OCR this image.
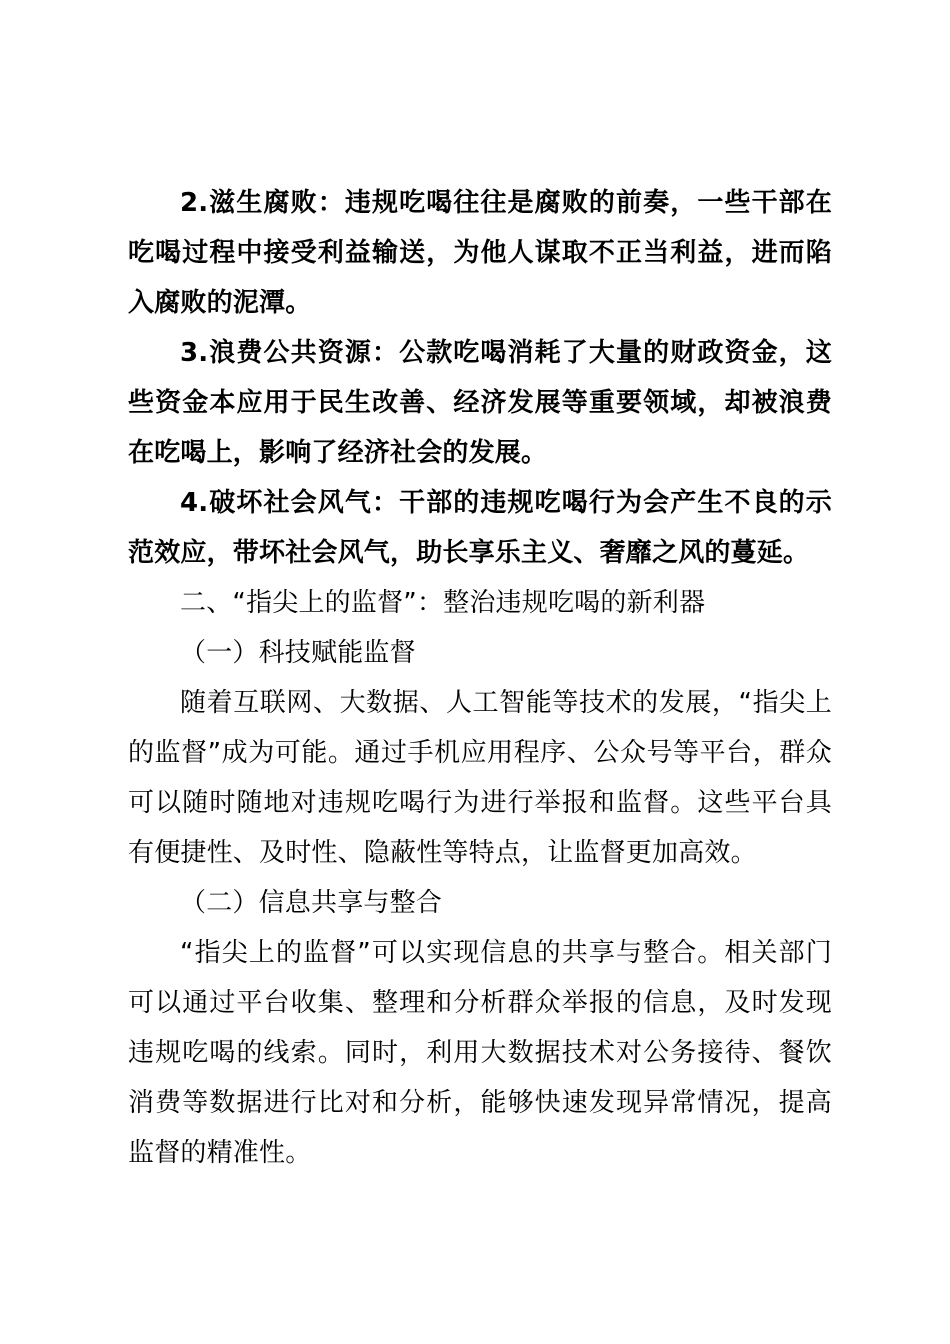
2.滋生腐败：违规吃喝往往是腐败的前奏，一些干部在吃喝过程中接受利益输送，为他人谋取不正当利益，进而陷入腐败的泥潭。

3.浪费公共资源：公款吃喝消耗了大量的财政资金，这些资金本应用于民生改善、经济发展等重要领域，却被浪费在吃喝上，影响了经济社会的发展。

4.破坏社会风气：干部的违规吃喝行为会产生不良的示范效应，带坏社会风气，助长享乐主义、奢靡之风的蔓延。

二、“指尖上的监督”：整治违规吃喝的新利器

（一）科技赋能监督

随着互联网、大数据、人工智能等技术的发展，“指尖上的监督”成为可能。通过手机应用程序、公众号等平台，群众可以随时随地对违规吃喝行为进行举报和监督。这些平台具有便捷性、及时性、隐蔽性等特点，让监督更加高效。

（二）信息共享与整合

“指尖上的监督”可以实现信息的共享与整合。相关部门可以通过平台收集、整理和分析群众举报的信息，及时发现违规吃喝的线索。同时，利用大数据技术对公务接待、餐饮消费等数据进行比对和分析，能够快速发现异常情况，提高监督的精准性。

What to produce - Retype each record exactly as it stands, but do not include the pictures.

Output -
OCR this image.
2.滋生腐败：违规吃喝往往是腐败的前奏，一些干部在吃喝过程中接受利益输送，为他人谋取不正当利益，进而陷入腐败的泥潭。

3.浪费公共资源：公款吃喝消耗了大量的财政资金，这些资金本应用于民生改善、经济发展等重要领域，却被浪费在吃喝上，影响了经济社会的发展。

4.破坏社会风气：干部的违规吃喝行为会产生不良的示范效应，带坏社会风气，助长享乐主义、奢靡之风的蔓延。

二、“指尖上的监督”：整治违规吃喝的新利器

（一）科技赋能监督

随着互联网、大数据、人工智能等技术的发展，“指尖上的监督”成为可能。通过手机应用程序、公众号等平台，群众可以随时随地对违规吃喝行为进行举报和监督。这些平台具有便捷性、及时性、隐蔽性等特点，让监督更加高效。

（二）信息共享与整合

“指尖上的监督”可以实现信息的共享与整合。相关部门可以通过平台收集、整理和分析群众举报的信息，及时发现违规吃喝的线索。同时，利用大数据技术对公务接待、餐饮消费等数据进行比对和分析，能够快速发现异常情况，提高监督的精准性。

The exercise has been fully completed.